** begin INPUT **

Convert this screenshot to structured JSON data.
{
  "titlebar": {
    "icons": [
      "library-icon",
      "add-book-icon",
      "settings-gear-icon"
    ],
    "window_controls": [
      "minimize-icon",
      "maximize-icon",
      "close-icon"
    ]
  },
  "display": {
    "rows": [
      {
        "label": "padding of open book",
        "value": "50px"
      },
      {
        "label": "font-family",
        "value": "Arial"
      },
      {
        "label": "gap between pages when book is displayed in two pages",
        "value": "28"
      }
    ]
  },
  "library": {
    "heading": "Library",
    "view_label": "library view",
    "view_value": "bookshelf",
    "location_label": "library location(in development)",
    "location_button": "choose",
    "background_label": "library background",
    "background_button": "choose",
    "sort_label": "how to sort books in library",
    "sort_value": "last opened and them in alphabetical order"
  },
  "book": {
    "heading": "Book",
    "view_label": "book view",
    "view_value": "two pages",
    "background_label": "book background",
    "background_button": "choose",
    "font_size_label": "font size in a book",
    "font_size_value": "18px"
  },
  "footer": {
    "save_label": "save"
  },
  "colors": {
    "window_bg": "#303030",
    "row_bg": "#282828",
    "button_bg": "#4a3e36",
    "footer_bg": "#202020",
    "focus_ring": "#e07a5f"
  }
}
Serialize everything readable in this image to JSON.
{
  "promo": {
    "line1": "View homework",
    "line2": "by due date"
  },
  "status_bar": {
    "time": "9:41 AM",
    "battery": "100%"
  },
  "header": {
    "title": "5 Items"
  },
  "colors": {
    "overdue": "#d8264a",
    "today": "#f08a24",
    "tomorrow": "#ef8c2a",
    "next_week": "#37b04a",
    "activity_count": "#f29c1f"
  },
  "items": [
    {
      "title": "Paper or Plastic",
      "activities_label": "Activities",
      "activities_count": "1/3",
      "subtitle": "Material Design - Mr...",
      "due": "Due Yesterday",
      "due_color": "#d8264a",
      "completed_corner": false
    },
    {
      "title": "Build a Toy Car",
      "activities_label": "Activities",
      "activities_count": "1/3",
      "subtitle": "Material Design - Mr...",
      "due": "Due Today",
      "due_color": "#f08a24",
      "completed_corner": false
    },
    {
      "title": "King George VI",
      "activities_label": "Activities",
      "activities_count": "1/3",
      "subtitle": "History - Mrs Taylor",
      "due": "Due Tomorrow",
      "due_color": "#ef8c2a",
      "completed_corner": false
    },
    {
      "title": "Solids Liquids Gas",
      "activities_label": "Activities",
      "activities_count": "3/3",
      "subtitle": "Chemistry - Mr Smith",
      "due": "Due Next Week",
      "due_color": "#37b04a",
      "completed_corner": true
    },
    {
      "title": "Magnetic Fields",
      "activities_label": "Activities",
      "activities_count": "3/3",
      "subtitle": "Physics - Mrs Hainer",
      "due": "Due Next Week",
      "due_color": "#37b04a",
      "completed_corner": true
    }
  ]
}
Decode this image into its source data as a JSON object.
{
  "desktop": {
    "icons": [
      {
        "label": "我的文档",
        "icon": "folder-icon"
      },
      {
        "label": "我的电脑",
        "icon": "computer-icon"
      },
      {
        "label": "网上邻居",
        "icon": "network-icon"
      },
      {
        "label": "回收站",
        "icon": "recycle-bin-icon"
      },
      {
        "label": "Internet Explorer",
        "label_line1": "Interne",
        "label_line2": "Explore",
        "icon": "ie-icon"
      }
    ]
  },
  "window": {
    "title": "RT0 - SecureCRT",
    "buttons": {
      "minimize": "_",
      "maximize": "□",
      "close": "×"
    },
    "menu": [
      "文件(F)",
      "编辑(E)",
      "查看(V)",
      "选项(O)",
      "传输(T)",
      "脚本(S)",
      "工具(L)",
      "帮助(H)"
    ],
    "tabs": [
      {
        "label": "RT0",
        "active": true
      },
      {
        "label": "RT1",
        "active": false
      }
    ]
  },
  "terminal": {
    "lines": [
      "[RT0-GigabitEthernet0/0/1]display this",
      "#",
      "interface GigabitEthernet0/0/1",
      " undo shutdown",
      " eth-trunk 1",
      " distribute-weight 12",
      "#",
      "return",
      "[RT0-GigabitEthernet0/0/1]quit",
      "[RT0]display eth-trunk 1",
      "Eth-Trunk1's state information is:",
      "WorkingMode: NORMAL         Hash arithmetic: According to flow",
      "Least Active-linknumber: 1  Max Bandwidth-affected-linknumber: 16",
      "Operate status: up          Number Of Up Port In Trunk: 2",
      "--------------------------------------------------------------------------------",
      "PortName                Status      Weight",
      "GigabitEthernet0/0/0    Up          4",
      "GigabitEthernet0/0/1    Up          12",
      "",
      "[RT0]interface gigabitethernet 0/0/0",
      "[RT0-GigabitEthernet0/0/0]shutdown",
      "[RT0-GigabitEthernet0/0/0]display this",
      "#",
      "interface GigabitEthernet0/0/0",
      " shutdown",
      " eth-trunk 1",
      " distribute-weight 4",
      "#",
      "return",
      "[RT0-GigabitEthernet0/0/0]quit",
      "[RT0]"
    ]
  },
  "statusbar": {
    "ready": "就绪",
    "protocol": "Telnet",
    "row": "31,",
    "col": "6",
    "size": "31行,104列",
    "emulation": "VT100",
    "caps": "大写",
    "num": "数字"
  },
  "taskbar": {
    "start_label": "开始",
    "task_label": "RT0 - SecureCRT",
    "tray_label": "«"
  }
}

** end INPUT **

REQUEST
Identify and copy all lines with the word "this".

RESULT
Convert this screenshot to structured JSON data.
Serialize everything readable in this image to JSON.
Decode this image into its source data as a JSON object.
      "[RT0-GigabitEthernet0/0/1]display this",
      "[RT0-GigabitEthernet0/0/0]display this",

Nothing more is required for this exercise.